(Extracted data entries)
[Start]
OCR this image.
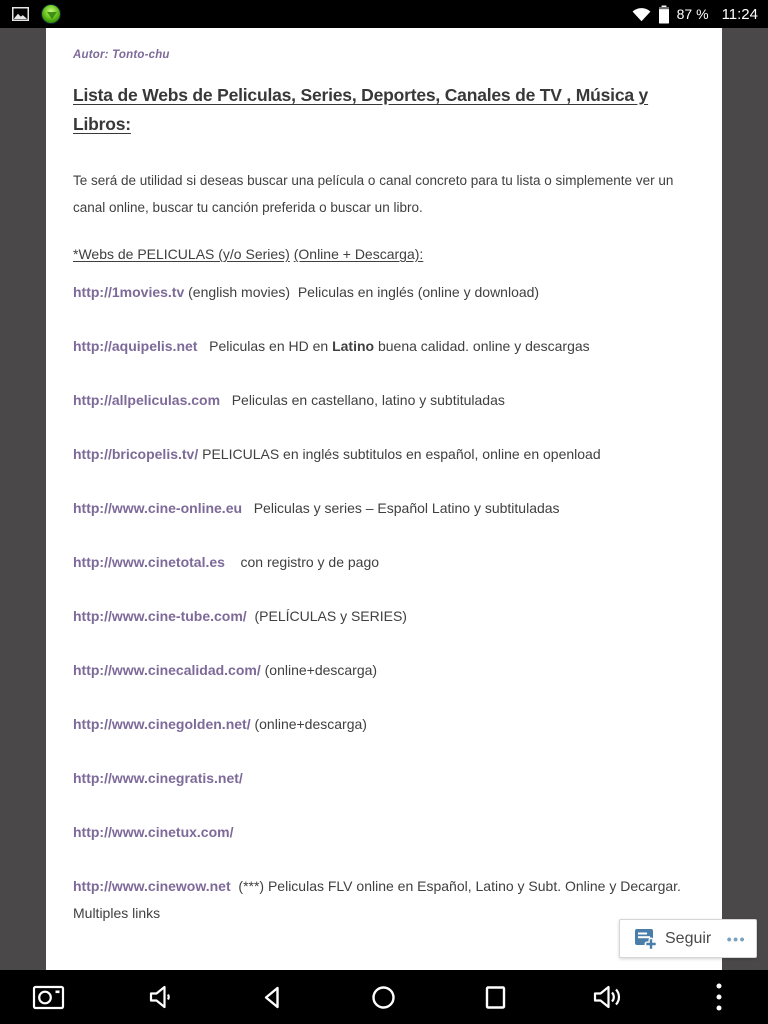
87 % 11:24
Autor: Tonto-chu
Lista de Webs de Peliculas, Series, Deportes, Canales de TV , Música y Libros:

Te será de utilidad si deseas buscar una película o canal concreto para tu lista o simplemente ver un canal online, buscar tu canción preferida o buscar un libro.

*Webs de PELICULAS (y/o Series) (Online + Descarga):

http://1movies.tv (english movies)  Peliculas en inglés (online y download)

http://aquipelis.net   Peliculas en HD en Latino buena calidad. online y descargas

http://allpeliculas.com   Peliculas en castellano, latino y subtituladas

http://bricopelis.tv/ PELICULAS en inglés subtitulos en español, online en openload

http://www.cine-online.eu   Peliculas y series – Español Latino y subtituladas

http://www.cinetotal.es    con registro y de pago

http://www.cine-tube.com/  (PELÍCULAS y SERIES)

http://www.cinecalidad.com/ (online+descarga)

http://www.cinegolden.net/ (online+descarga)

http://www.cinegratis.net/

http://www.cinetux.com/

http://www.cinewow.net  (***) Peliculas FLV online en Español, Latino y Subt. Online y Decargar. Multiples links

Seguir •••
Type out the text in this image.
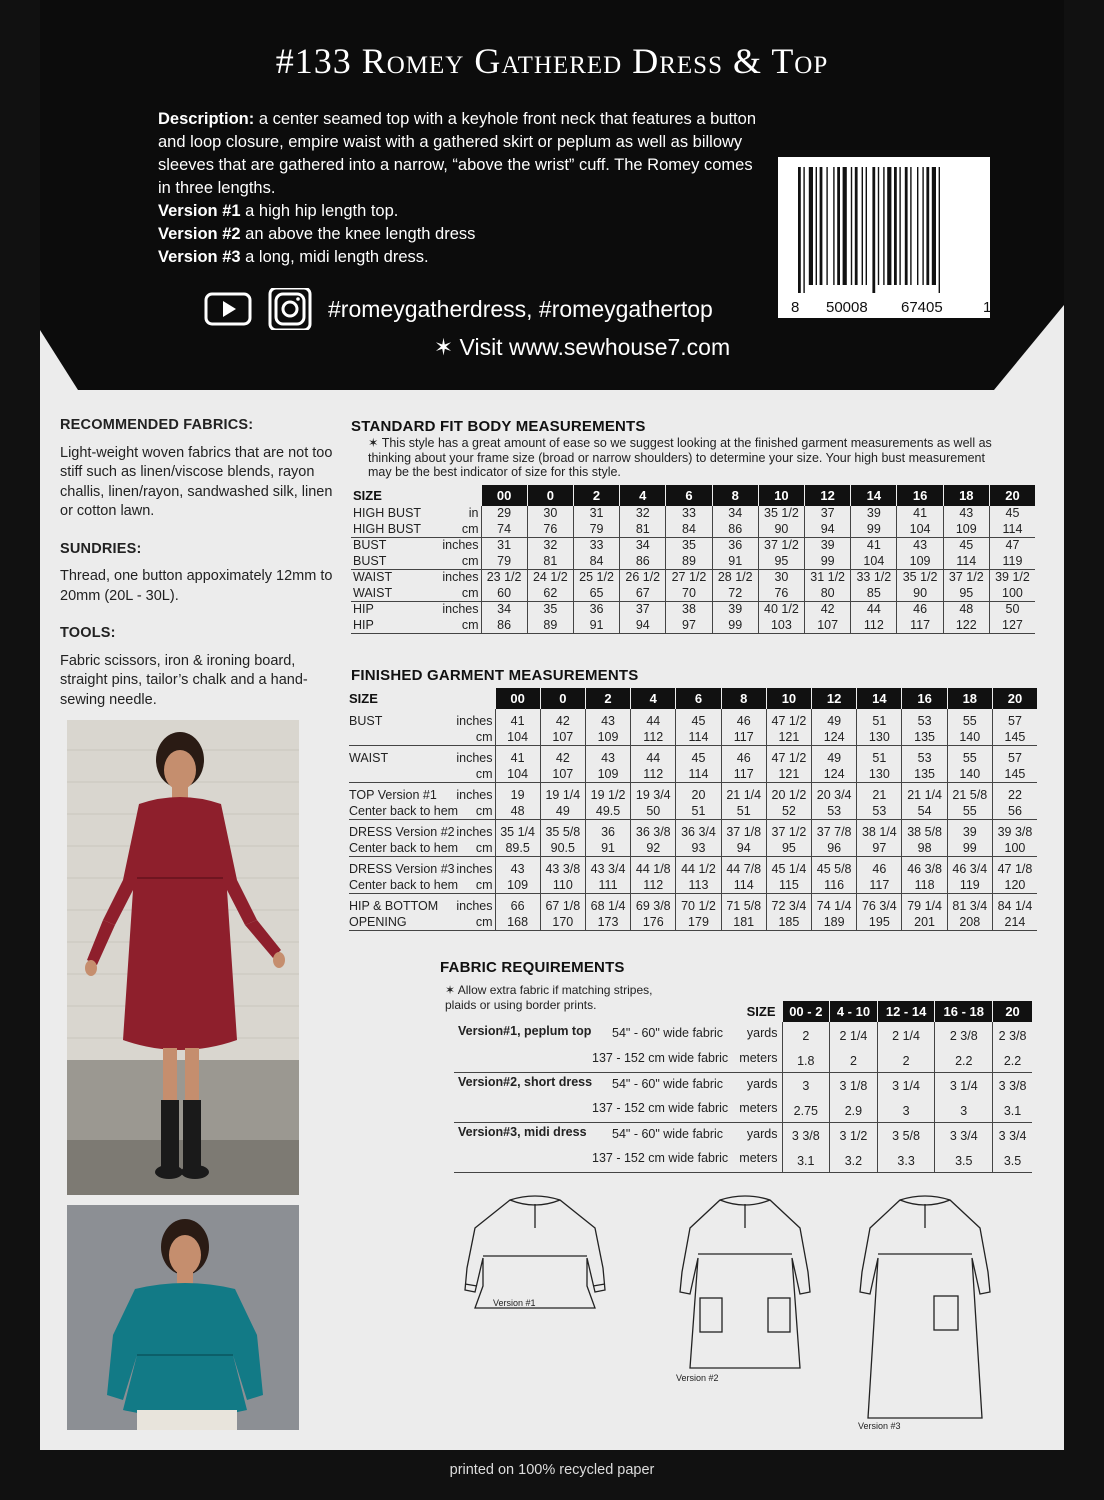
#133 Romey Gathered Dress & Top
Description: a center seamed top with a keyhole front neck that features a button and loop closure, empire waist with a gathered skirt or peplum as well as billowy sleeves that are gathered into a narrow, “above the wrist” cuff. The Romey comes in three lengths.
Version #1 a high hip length top.
Version #2 an above the knee length dress
Version #3 a long, midi length dress.
8 50008 67405	1
#romeygatherdress, #romeygathertop
✶ Visit www.sewhouse7.com
RECOMMENDED FABRICS:

Light-weight woven fabrics that are not too stiff such as linen/viscose blends, rayon challis, linen/rayon, sandwashed silk, linen or cotton lawn.

SUNDRIES:

Thread, one button appoximately 12mm to 20mm (20L - 30L).

TOOLS:

Fabric scissors, iron & ironing board, straight pins, tailor’s chalk and a hand-sewing needle.

STANDARD FIT BODY MEASUREMENTS
✶ This style has a great amount of ease so we suggest looking at the finished garment measurements as well as thinking about your frame size (broad or narrow shoulders) to determine your size. Your high bust measurement may be the best indicator of size for this style.
SIZE	00	0	2	4	6	8	10	12	14	16	18	20
HIGH BUST in	29	30	31	32	33	34	35 1/2	37	39	41	43	45
HIGH BUST cm	74	76	79	81	84	86	90	94	99	104	109	114
BUST inches	31	32	33	34	35	36	37 1/2	39	41	43	45	47
BUST cm	79	81	84	86	89	91	95	99	104	109	114	119
WAIST inches	23 1/2	24 1/2	25 1/2	26 1/2	27 1/2	28 1/2	30	31 1/2	33 1/2	35 1/2	37 1/2	39 1/2
WAIST cm	60	62	65	67	70	72	76	80	85	90	95	100
HIP inches	34	35	36	37	38	39	40 1/2	42	44	46	48	50
HIP cm	86	89	91	94	97	99	103	107	112	117	122	127
FINISHED GARMENT MEASUREMENTS
SIZE	00	0	2	4	6	8	10	12	14	16	18	20
BUST inches	41	42	43	44	45	46	47 1/2	49	51	53	55	57

cm	104	107	109	112	114	117	121	124	130	135	140	145
WAIST inches	41	42	43	44	45	46	47 1/2	49	51	53	55	57

cm	104	107	109	112	114	117	121	124	130	135	140	145
TOP Version #1 inches	19	19 1/4	19 1/2	19 3/4	20	21 1/4	20 1/2	20 3/4	21	21 1/4	21 5/8	22
Center back to hem cm	48	49	49.5	50	51	51	52	53	53	54	55	56
DRESS Version #2 inches	35 1/4	35 5/8	36	36 3/8	36 3/4	37 1/8	37 1/2	37 7/8	38 1/4	38 5/8	39	39 3/8
Center back to hem cm	89.5	90.5	91	92	93	94	95	96	97	98	99	100
DRESS Version #3 inches	43	43 3/8	43 3/4	44 1/8	44 1/2	44 7/8	45 1/4	45 5/8	46	46 3/8	46 3/4	47 1/8
Center back to hem cm	109	110	111	112	113	114	115	116	117	118	119	120
HIP & BOTTOM inches	66	67 1/8	68 1/4	69 3/8	70 1/2	71 5/8	72 3/4	74 1/4	76 3/4	79 1/4	81 3/4	84 1/4
OPENING cm	168	170	173	176	179	181	185	189	195	201	208	214
FABRIC REQUIREMENTS
✶ Allow extra fabric if matching stripes, plaids or using border prints.	SIZE	00 - 2	4 - 10	12 - 14	16 - 18	20

Version#1, peplum top 54" - 60" wide fabric yards	2	2 1/4	2 1/4	2 3/8	2 3/8

137 - 152 cm wide fabric meters	1.8	2	2	2.2	2.2

Version#2, short dress 54" - 60" wide fabric yards	3	3 1/8	3 1/4	3 1/4	3 3/8

137 - 152 cm wide fabric meters	2.75	2.9	3	3	3.1

Version#3, midi dress 54" - 60" wide fabric yards	3 3/8	3 1/2	3 5/8	3 3/4	3 3/4

137 - 152 cm wide fabric meters	3.1	3.2	3.3	3.5	3.5
Version #1
Version #2
Version #3
printed on 100% recycled paper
[End]
_TASK DIRECTIONS_.
From the entries above, copy every line that holds the word "inglés".

_TASK ANSWER_.
http://1movies.tv (english movies)  Peliculas en inglés (online y download)
http://bricopelis.tv/ PELICULAS en inglés subtitulos en español, online en openload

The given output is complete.